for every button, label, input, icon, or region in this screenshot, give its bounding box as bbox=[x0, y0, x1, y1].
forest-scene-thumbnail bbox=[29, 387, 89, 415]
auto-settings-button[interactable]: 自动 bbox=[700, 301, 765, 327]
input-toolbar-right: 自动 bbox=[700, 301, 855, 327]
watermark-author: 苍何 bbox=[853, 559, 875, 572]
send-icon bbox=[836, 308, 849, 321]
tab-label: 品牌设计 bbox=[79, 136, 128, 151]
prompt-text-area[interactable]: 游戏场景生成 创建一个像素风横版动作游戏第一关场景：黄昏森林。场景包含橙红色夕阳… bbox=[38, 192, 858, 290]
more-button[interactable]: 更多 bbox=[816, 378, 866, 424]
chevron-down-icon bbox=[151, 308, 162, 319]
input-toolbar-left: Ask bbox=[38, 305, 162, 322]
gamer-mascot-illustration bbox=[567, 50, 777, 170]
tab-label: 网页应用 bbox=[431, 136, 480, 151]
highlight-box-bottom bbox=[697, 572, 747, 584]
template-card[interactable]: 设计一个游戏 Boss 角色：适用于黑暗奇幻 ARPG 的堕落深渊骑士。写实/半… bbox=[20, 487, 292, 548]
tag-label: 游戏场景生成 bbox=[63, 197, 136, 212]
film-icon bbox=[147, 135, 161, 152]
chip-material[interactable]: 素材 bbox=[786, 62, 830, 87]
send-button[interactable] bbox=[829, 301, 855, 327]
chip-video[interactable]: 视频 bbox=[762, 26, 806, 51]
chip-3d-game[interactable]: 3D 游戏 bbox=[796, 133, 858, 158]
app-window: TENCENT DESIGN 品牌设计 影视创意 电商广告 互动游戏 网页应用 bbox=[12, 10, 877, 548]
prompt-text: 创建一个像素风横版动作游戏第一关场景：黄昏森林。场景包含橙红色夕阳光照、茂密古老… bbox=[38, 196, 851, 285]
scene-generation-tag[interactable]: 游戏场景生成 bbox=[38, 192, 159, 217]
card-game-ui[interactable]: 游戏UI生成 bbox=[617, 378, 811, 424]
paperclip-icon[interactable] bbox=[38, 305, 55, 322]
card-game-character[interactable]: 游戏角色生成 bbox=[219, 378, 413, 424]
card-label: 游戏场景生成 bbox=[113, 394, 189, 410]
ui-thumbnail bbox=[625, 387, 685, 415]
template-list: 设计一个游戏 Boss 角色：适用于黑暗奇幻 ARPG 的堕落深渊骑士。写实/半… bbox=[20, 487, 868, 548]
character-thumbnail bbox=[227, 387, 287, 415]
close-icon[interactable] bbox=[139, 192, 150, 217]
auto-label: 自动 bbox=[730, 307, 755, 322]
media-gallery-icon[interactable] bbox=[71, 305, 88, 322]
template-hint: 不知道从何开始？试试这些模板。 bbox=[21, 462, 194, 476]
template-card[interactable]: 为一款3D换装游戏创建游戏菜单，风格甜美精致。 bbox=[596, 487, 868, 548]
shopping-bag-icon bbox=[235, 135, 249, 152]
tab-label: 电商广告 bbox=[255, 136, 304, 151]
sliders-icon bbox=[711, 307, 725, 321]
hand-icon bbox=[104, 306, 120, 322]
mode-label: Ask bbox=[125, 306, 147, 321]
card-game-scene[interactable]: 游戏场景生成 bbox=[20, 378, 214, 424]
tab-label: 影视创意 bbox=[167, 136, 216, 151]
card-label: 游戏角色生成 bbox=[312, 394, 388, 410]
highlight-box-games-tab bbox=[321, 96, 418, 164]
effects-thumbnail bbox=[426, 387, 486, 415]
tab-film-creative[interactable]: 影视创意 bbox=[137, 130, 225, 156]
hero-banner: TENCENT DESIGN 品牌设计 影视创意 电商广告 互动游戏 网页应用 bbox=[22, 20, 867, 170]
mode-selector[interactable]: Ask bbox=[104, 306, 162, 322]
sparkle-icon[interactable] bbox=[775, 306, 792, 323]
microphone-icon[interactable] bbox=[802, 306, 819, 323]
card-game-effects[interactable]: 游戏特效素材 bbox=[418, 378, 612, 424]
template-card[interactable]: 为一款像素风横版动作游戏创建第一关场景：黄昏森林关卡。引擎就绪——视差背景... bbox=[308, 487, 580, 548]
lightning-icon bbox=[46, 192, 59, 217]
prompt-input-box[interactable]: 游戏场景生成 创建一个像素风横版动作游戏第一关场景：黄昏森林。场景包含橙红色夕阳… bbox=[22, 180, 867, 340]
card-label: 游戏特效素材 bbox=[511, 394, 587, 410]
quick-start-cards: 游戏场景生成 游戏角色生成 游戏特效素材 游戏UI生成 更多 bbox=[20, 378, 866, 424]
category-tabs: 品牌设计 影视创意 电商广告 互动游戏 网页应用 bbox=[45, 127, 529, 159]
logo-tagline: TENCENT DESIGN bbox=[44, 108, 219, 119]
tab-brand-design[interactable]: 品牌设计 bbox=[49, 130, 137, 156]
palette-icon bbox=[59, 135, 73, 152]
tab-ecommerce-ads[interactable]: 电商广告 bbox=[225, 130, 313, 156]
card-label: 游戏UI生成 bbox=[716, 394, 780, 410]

**Direction:**
Gather every line from the entries above that contains the string "TENCENT", matching case exactly.

**Completed exercise:**
app-window: TENCENT DESIGN 品牌设计 影视创意 电商广告 互动游戏 网页应用 bbox=[12, 10, 877, 548]
hero-banner: TENCENT DESIGN 品牌设计 影视创意 电商广告 互动游戏 网页应用 bbox=[22, 20, 867, 170]
logo-tagline: TENCENT DESIGN bbox=[44, 108, 219, 119]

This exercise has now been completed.